[Input]:
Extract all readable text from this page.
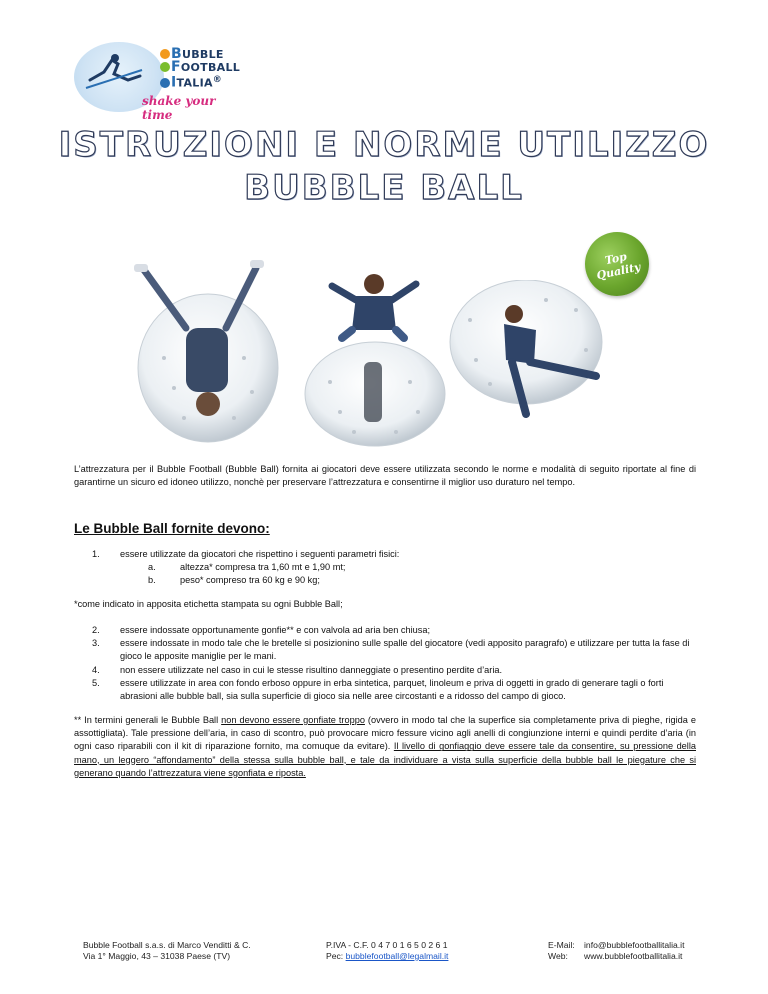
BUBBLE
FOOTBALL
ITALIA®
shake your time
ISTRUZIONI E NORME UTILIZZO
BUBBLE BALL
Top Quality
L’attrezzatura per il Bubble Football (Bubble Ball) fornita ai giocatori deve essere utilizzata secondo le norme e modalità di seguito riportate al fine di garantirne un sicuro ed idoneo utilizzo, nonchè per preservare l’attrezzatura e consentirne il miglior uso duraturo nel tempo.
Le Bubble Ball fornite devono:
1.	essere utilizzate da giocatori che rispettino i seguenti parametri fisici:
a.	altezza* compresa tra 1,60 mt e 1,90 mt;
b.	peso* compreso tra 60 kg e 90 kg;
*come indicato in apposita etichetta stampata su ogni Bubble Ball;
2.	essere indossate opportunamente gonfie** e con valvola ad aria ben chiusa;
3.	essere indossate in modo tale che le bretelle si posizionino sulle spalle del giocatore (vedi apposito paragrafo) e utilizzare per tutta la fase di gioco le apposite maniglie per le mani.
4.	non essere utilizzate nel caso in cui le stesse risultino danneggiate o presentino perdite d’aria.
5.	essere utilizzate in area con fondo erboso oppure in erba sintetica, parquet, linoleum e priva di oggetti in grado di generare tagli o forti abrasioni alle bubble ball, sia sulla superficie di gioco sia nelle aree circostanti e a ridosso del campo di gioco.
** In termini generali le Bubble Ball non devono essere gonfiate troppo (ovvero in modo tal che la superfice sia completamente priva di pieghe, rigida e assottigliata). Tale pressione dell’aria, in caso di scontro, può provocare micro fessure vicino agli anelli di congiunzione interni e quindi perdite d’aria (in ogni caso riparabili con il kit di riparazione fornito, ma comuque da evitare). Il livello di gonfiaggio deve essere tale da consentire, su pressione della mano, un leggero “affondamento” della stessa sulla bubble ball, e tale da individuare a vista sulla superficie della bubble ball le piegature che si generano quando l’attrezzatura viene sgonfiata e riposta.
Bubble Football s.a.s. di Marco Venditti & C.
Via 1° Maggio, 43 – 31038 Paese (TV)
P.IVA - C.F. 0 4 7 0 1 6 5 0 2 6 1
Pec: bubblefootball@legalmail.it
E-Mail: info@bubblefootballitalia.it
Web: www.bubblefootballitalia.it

...

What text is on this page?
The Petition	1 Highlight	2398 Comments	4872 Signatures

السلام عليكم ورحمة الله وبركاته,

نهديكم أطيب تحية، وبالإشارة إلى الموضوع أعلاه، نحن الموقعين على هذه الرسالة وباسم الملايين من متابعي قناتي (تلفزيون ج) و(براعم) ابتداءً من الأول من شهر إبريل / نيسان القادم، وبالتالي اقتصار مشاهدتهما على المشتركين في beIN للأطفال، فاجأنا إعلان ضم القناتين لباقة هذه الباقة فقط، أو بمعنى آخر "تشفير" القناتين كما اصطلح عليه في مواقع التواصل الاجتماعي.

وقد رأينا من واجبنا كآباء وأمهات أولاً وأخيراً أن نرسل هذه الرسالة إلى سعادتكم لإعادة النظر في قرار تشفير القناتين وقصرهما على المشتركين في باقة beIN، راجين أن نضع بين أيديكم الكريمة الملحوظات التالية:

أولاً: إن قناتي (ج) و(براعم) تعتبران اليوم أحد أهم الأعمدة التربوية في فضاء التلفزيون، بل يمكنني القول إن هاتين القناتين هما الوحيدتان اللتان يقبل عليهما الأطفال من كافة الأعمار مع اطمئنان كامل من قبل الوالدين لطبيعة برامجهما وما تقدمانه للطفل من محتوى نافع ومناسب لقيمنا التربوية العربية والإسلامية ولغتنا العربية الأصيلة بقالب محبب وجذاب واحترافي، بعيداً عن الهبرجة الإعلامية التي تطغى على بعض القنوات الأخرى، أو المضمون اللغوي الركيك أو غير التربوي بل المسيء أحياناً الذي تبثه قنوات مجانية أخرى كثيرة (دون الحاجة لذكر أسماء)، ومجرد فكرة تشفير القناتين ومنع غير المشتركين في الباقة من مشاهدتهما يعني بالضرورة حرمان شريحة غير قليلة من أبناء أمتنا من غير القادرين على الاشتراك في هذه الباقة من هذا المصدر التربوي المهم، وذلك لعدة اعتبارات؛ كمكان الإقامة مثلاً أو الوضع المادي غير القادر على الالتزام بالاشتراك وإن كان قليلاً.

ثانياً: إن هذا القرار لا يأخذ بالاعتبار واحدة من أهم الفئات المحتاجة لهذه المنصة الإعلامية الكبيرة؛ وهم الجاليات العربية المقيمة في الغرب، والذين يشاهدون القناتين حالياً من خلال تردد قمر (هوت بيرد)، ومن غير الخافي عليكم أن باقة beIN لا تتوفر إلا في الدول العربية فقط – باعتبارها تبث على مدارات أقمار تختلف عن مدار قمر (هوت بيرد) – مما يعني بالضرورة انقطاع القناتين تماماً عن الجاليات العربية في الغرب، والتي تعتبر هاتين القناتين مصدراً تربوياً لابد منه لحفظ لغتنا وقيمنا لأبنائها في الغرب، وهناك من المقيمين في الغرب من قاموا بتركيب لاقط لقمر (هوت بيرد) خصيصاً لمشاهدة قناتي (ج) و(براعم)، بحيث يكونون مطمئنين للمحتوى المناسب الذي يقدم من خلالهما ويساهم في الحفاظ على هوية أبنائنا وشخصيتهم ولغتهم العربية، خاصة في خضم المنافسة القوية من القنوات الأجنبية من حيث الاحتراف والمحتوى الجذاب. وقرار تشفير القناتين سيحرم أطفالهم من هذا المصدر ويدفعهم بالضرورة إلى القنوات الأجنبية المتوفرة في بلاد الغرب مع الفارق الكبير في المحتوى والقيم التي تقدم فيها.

---

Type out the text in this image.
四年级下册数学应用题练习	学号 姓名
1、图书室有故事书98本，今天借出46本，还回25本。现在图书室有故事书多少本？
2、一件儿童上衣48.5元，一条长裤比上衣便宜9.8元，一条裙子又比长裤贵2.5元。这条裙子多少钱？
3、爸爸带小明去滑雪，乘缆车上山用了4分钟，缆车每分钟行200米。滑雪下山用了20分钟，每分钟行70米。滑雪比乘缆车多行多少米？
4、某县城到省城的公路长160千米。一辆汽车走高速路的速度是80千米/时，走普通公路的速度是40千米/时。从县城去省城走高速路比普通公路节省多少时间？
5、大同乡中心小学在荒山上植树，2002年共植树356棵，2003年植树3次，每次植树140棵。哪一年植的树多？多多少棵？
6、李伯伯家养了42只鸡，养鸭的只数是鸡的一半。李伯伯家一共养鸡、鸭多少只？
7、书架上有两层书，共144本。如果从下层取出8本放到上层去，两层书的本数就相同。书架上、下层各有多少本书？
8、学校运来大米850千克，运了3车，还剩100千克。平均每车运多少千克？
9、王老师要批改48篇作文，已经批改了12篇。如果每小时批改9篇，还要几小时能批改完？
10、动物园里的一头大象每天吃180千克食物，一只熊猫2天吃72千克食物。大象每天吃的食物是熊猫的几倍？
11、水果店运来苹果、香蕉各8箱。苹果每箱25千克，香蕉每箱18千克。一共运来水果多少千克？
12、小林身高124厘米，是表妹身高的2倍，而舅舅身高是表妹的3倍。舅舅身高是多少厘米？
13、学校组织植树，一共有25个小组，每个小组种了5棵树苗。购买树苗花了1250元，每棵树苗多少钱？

[Aim of the task]:
What is the number of lines in the data that hold the word "ogni"? Reply with that number and nothing else.

[Problem solution]:
2